▶ _The request_
Find the line that contains "Read out every word on this page.". Repeat that line and all lines following it, exactly, through the end of the listing below.

** START OF Recorded information **

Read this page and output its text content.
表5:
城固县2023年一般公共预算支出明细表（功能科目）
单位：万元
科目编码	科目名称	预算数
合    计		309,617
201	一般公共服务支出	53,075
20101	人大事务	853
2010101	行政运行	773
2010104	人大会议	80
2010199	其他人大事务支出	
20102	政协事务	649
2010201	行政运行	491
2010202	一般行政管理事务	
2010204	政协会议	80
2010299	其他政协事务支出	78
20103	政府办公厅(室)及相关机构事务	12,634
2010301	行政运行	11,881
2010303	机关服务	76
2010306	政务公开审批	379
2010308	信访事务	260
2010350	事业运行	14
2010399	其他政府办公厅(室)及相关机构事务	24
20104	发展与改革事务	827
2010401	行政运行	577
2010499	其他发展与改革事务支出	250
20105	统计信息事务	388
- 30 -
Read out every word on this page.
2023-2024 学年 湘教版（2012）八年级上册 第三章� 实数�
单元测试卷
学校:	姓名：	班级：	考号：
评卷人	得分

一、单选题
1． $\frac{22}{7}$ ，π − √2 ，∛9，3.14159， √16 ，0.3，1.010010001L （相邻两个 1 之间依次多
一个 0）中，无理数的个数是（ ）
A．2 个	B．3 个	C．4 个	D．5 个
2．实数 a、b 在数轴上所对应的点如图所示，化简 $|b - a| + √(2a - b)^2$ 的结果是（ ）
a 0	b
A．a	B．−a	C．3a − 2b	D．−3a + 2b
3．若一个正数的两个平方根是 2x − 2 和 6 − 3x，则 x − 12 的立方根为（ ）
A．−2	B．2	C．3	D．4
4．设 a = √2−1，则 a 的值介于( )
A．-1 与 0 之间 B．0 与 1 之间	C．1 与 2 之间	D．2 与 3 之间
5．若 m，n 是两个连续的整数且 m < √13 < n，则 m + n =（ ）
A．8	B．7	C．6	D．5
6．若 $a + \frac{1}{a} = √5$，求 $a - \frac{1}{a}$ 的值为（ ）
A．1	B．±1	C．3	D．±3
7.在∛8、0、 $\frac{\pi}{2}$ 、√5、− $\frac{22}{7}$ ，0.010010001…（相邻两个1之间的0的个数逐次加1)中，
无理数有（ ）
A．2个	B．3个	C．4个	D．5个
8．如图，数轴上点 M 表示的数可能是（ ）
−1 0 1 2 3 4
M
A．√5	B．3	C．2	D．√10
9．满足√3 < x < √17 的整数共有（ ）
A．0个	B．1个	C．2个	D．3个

** END OF Recorded information **

▶ _Problem solution_
Read out every word on this page.
2023-2024 学年 湘教版（2012）八年级上册 第三章� 实数�
单元测试卷
学校:	姓名：	班级：	考号：
评卷人	得分

一、单选题
1． $\frac{22}{7}$ ，π − √2 ，∛9，3.14159， √16 ，0.3，1.010010001L （相邻两个 1 之间依次多
一个 0）中，无理数的个数是（ ）
A．2 个	B．3 个	C．4 个	D．5 个
2．实数 a、b 在数轴上所对应的点如图所示，化简 $|b - a| + √(2a - b)^2$ 的结果是（ ）
a 0	b
A．a	B．−a	C．3a − 2b	D．−3a + 2b
3．若一个正数的两个平方根是 2x − 2 和 6 − 3x，则 x − 12 的立方根为（ ）
A．−2	B．2	C．3	D．4
4．设 a = √2−1，则 a 的值介于( )
A．-1 与 0 之间 B．0 与 1 之间	C．1 与 2 之间	D．2 与 3 之间
5．若 m，n 是两个连续的整数且 m < √13 < n，则 m + n =（ ）
A．8	B．7	C．6	D．5
6．若 $a + \frac{1}{a} = √5$，求 $a - \frac{1}{a}$ 的值为（ ）
A．1	B．±1	C．3	D．±3
7.在∛8、0、 $\frac{\pi}{2}$ 、√5、− $\frac{22}{7}$ ，0.010010001…（相邻两个1之间的0的个数逐次加1)中，
无理数有（ ）
A．2个	B．3个	C．4个	D．5个
8．如图，数轴上点 M 表示的数可能是（ ）
−1 0 1 2 3 4
M
A．√5	B．3	C．2	D．√10
9．满足√3 < x < √17 的整数共有（ ）
A．0个	B．1个	C．2个	D．3个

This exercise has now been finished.